── TASK MATERIAL

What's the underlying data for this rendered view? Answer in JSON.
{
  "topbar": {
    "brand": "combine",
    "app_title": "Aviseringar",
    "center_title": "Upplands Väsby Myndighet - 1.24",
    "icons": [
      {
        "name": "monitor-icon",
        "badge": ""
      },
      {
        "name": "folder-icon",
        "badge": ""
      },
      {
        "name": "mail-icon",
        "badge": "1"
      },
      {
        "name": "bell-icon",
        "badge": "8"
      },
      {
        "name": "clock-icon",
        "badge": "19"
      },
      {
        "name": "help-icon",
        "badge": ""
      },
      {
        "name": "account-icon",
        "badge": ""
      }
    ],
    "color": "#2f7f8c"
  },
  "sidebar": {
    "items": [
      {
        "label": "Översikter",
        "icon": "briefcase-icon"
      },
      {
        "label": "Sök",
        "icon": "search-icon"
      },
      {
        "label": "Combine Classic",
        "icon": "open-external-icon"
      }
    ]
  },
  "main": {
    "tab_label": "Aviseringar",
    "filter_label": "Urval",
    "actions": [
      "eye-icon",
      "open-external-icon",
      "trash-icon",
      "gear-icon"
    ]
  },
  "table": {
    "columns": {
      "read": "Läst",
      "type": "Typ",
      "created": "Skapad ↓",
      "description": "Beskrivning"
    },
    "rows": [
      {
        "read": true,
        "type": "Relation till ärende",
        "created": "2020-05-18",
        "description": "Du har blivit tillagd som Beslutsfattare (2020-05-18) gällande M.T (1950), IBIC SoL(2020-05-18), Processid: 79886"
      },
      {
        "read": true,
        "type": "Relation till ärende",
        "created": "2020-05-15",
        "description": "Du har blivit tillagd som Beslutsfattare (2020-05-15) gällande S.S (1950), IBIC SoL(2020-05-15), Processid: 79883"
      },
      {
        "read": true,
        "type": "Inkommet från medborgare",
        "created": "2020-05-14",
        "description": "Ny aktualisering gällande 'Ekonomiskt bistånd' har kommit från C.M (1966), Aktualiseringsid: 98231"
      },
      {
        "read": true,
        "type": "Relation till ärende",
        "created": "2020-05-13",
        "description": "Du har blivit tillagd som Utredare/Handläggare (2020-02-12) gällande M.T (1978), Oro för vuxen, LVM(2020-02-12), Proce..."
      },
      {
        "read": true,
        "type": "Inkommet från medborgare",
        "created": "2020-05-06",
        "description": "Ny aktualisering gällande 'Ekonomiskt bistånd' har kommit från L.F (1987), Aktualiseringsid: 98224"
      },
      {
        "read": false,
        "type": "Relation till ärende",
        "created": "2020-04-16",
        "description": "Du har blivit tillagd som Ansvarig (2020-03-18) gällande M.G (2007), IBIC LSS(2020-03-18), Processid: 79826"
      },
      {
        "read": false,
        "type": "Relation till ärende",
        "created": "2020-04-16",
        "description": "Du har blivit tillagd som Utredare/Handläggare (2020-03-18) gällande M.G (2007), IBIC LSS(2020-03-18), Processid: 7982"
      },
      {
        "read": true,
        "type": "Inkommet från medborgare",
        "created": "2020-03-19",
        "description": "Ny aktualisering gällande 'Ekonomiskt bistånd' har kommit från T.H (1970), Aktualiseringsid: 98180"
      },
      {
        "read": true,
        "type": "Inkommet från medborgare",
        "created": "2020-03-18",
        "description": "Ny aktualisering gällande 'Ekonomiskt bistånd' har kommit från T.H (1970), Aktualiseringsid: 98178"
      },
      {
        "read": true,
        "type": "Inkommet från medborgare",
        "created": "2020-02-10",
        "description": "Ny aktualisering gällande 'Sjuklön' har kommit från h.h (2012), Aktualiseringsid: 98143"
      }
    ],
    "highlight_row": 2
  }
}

────

DIRECTIONS FOR THIS TASK =
The records above are to be copied in full, exactly as written.

SOLVED EXERCISE =
What's the underlying data for this rendered view? Answer in JSON.
{
  "topbar": {
    "brand": "combine",
    "app_title": "Aviseringar",
    "center_title": "Upplands Väsby Myndighet - 1.24",
    "icons": [
      {
        "name": "monitor-icon",
        "badge": ""
      },
      {
        "name": "folder-icon",
        "badge": ""
      },
      {
        "name": "mail-icon",
        "badge": "1"
      },
      {
        "name": "bell-icon",
        "badge": "8"
      },
      {
        "name": "clock-icon",
        "badge": "19"
      },
      {
        "name": "help-icon",
        "badge": ""
      },
      {
        "name": "account-icon",
        "badge": ""
      }
    ],
    "color": "#2f7f8c"
  },
  "sidebar": {
    "items": [
      {
        "label": "Översikter",
        "icon": "briefcase-icon"
      },
      {
        "label": "Sök",
        "icon": "search-icon"
      },
      {
        "label": "Combine Classic",
        "icon": "open-external-icon"
      }
    ]
  },
  "main": {
    "tab_label": "Aviseringar",
    "filter_label": "Urval",
    "actions": [
      "eye-icon",
      "open-external-icon",
      "trash-icon",
      "gear-icon"
    ]
  },
  "table": {
    "columns": {
      "read": "Läst",
      "type": "Typ",
      "created": "Skapad ↓",
      "description": "Beskrivning"
    },
    "rows": [
      {
        "read": true,
        "type": "Relation till ärende",
        "created": "2020-05-18",
        "description": "Du har blivit tillagd som Beslutsfattare (2020-05-18) gällande M.T (1950), IBIC SoL(2020-05-18), Processid: 79886"
      },
      {
        "read": true,
        "type": "Relation till ärende",
        "created": "2020-05-15",
        "description": "Du har blivit tillagd som Beslutsfattare (2020-05-15) gällande S.S (1950), IBIC SoL(2020-05-15), Processid: 79883"
      },
      {
        "read": true,
        "type": "Inkommet från medborgare",
        "created": "2020-05-14",
        "description": "Ny aktualisering gällande 'Ekonomiskt bistånd' har kommit från C.M (1966), Aktualiseringsid: 98231"
      },
      {
        "read": true,
        "type": "Relation till ärende",
        "created": "2020-05-13",
        "description": "Du har blivit tillagd som Utredare/Handläggare (2020-02-12) gällande M.T (1978), Oro för vuxen, LVM(2020-02-12), Proce..."
      },
      {
        "read": true,
        "type": "Inkommet från medborgare",
        "created": "2020-05-06",
        "description": "Ny aktualisering gällande 'Ekonomiskt bistånd' har kommit från L.F (1987), Aktualiseringsid: 98224"
      },
      {
        "read": false,
        "type": "Relation till ärende",
        "created": "2020-04-16",
        "description": "Du har blivit tillagd som Ansvarig (2020-03-18) gällande M.G (2007), IBIC LSS(2020-03-18), Processid: 79826"
      },
      {
        "read": false,
        "type": "Relation till ärende",
        "created": "2020-04-16",
        "description": "Du har blivit tillagd som Utredare/Handläggare (2020-03-18) gällande M.G (2007), IBIC LSS(2020-03-18), Processid: 7982"
      },
      {
        "read": true,
        "type": "Inkommet från medborgare",
        "created": "2020-03-19",
        "description": "Ny aktualisering gällande 'Ekonomiskt bistånd' har kommit från T.H (1970), Aktualiseringsid: 98180"
      },
      {
        "read": true,
        "type": "Inkommet från medborgare",
        "created": "2020-03-18",
        "description": "Ny aktualisering gällande 'Ekonomiskt bistånd' har kommit från T.H (1970), Aktualiseringsid: 98178"
      },
      {
        "read": true,
        "type": "Inkommet från medborgare",
        "created": "2020-02-10",
        "description": "Ny aktualisering gällande 'Sjuklön' har kommit från h.h (2012), Aktualiseringsid: 98143"
      }
    ],
    "highlight_row": 2
  }
}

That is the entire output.